— Start of SUPPLIED DATA —
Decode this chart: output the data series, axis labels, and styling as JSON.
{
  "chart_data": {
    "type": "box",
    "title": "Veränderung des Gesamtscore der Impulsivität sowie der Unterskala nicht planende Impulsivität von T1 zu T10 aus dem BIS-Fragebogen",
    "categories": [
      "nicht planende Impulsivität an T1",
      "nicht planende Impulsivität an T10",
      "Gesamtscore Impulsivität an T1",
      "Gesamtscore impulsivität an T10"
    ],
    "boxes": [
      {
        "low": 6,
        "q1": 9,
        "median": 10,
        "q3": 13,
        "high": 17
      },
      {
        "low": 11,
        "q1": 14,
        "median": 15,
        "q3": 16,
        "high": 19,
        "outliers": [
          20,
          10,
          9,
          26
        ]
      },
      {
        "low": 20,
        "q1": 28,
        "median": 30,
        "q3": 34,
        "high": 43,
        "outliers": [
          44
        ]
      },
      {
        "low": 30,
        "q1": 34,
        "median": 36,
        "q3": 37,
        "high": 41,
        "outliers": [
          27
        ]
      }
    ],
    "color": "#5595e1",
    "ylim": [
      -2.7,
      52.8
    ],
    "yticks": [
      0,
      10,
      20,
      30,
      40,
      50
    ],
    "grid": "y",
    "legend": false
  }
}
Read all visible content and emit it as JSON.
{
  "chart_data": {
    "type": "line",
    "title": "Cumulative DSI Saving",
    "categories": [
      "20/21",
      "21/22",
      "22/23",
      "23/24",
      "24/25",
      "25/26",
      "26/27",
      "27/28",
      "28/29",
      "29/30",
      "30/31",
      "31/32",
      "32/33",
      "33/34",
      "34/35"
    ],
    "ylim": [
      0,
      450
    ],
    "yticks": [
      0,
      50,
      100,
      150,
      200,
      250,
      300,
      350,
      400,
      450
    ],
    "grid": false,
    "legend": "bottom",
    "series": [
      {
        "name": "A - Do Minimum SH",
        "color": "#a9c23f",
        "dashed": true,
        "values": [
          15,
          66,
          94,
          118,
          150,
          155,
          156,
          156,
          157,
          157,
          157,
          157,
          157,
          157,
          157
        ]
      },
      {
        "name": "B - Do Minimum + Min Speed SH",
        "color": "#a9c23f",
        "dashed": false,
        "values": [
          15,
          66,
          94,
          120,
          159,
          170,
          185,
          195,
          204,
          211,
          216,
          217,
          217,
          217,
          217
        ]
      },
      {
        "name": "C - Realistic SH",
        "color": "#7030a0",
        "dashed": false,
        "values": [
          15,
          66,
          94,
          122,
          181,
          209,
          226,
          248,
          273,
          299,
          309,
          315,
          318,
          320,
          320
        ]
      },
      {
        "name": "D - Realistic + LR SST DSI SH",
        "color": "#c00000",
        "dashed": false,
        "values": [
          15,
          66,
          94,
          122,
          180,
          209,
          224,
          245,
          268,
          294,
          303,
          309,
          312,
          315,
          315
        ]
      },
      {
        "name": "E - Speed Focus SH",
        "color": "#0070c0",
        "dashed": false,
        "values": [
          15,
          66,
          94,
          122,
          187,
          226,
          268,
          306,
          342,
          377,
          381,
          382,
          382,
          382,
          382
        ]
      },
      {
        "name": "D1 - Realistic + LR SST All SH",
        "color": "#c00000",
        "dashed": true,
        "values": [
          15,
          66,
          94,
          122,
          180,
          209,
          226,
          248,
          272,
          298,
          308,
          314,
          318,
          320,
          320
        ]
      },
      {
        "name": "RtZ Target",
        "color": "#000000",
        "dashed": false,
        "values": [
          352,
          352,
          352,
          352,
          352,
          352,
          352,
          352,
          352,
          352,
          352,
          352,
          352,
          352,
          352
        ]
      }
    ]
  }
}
— End of SUPPLIED DATA —
Reproduce the complete set of lines precisely as supplied.

REPLY TO THE TASK:
Decode this chart: output the data series, axis labels, and styling as JSON.
{
  "chart_data": {
    "type": "box",
    "title": "Veränderung des Gesamtscore der Impulsivität sowie der Unterskala nicht planende Impulsivität von T1 zu T10 aus dem BIS-Fragebogen",
    "categories": [
      "nicht planende Impulsivität an T1",
      "nicht planende Impulsivität an T10",
      "Gesamtscore Impulsivität an T1",
      "Gesamtscore impulsivität an T10"
    ],
    "boxes": [
      {
        "low": 6,
        "q1": 9,
        "median": 10,
        "q3": 13,
        "high": 17
      },
      {
        "low": 11,
        "q1": 14,
        "median": 15,
        "q3": 16,
        "high": 19,
        "outliers": [
          20,
          10,
          9,
          26
        ]
      },
      {
        "low": 20,
        "q1": 28,
        "median": 30,
        "q3": 34,
        "high": 43,
        "outliers": [
          44
        ]
      },
      {
        "low": 30,
        "q1": 34,
        "median": 36,
        "q3": 37,
        "high": 41,
        "outliers": [
          27
        ]
      }
    ],
    "color": "#5595e1",
    "ylim": [
      -2.7,
      52.8
    ],
    "yticks": [
      0,
      10,
      20,
      30,
      40,
      50
    ],
    "grid": "y",
    "legend": false
  }
}
Read all visible content and emit it as JSON.
{
  "chart_data": {
    "type": "line",
    "title": "Cumulative DSI Saving",
    "categories": [
      "20/21",
      "21/22",
      "22/23",
      "23/24",
      "24/25",
      "25/26",
      "26/27",
      "27/28",
      "28/29",
      "29/30",
      "30/31",
      "31/32",
      "32/33",
      "33/34",
      "34/35"
    ],
    "ylim": [
      0,
      450
    ],
    "yticks": [
      0,
      50,
      100,
      150,
      200,
      250,
      300,
      350,
      400,
      450
    ],
    "grid": false,
    "legend": "bottom",
    "series": [
      {
        "name": "A - Do Minimum SH",
        "color": "#a9c23f",
        "dashed": true,
        "values": [
          15,
          66,
          94,
          118,
          150,
          155,
          156,
          156,
          157,
          157,
          157,
          157,
          157,
          157,
          157
        ]
      },
      {
        "name": "B - Do Minimum + Min Speed SH",
        "color": "#a9c23f",
        "dashed": false,
        "values": [
          15,
          66,
          94,
          120,
          159,
          170,
          185,
          195,
          204,
          211,
          216,
          217,
          217,
          217,
          217
        ]
      },
      {
        "name": "C - Realistic SH",
        "color": "#7030a0",
        "dashed": false,
        "values": [
          15,
          66,
          94,
          122,
          181,
          209,
          226,
          248,
          273,
          299,
          309,
          315,
          318,
          320,
          320
        ]
      },
      {
        "name": "D - Realistic + LR SST DSI SH",
        "color": "#c00000",
        "dashed": false,
        "values": [
          15,
          66,
          94,
          122,
          180,
          209,
          224,
          245,
          268,
          294,
          303,
          309,
          312,
          315,
          315
        ]
      },
      {
        "name": "E - Speed Focus SH",
        "color": "#0070c0",
        "dashed": false,
        "values": [
          15,
          66,
          94,
          122,
          187,
          226,
          268,
          306,
          342,
          377,
          381,
          382,
          382,
          382,
          382
        ]
      },
      {
        "name": "D1 - Realistic + LR SST All SH",
        "color": "#c00000",
        "dashed": true,
        "values": [
          15,
          66,
          94,
          122,
          180,
          209,
          226,
          248,
          272,
          298,
          308,
          314,
          318,
          320,
          320
        ]
      },
      {
        "name": "RtZ Target",
        "color": "#000000",
        "dashed": false,
        "values": [
          352,
          352,
          352,
          352,
          352,
          352,
          352,
          352,
          352,
          352,
          352,
          352,
          352,
          352,
          352
        ]
      }
    ]
  }
}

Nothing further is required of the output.